## Task brief
In the entries below, count the lines holding "this". Reply with the number only.

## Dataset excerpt

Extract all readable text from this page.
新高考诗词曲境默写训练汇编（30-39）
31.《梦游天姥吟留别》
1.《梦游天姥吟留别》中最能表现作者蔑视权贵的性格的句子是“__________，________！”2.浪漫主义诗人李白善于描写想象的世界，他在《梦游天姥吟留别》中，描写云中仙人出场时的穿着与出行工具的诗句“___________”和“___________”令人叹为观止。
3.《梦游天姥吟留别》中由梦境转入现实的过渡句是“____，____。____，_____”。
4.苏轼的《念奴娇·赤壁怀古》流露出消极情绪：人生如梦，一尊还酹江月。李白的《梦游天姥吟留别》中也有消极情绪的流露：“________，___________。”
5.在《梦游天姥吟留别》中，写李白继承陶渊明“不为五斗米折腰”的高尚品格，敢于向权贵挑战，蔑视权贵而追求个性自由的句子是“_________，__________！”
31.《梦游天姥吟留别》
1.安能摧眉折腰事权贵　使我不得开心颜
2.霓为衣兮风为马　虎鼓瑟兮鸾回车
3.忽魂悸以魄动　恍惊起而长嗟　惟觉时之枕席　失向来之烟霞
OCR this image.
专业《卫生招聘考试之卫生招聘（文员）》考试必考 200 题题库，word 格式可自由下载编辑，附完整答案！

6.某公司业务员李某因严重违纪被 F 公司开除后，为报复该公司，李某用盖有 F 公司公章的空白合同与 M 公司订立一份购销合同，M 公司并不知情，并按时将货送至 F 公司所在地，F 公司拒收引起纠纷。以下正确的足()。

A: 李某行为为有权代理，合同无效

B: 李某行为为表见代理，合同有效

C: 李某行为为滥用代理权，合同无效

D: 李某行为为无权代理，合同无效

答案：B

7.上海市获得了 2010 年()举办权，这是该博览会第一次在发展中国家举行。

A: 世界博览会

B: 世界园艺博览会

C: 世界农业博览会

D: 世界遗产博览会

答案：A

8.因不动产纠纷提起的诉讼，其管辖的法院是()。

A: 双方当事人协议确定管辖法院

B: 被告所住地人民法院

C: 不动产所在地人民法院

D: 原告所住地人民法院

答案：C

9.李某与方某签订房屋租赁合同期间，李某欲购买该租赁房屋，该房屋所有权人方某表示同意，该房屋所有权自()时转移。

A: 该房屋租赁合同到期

## In response
2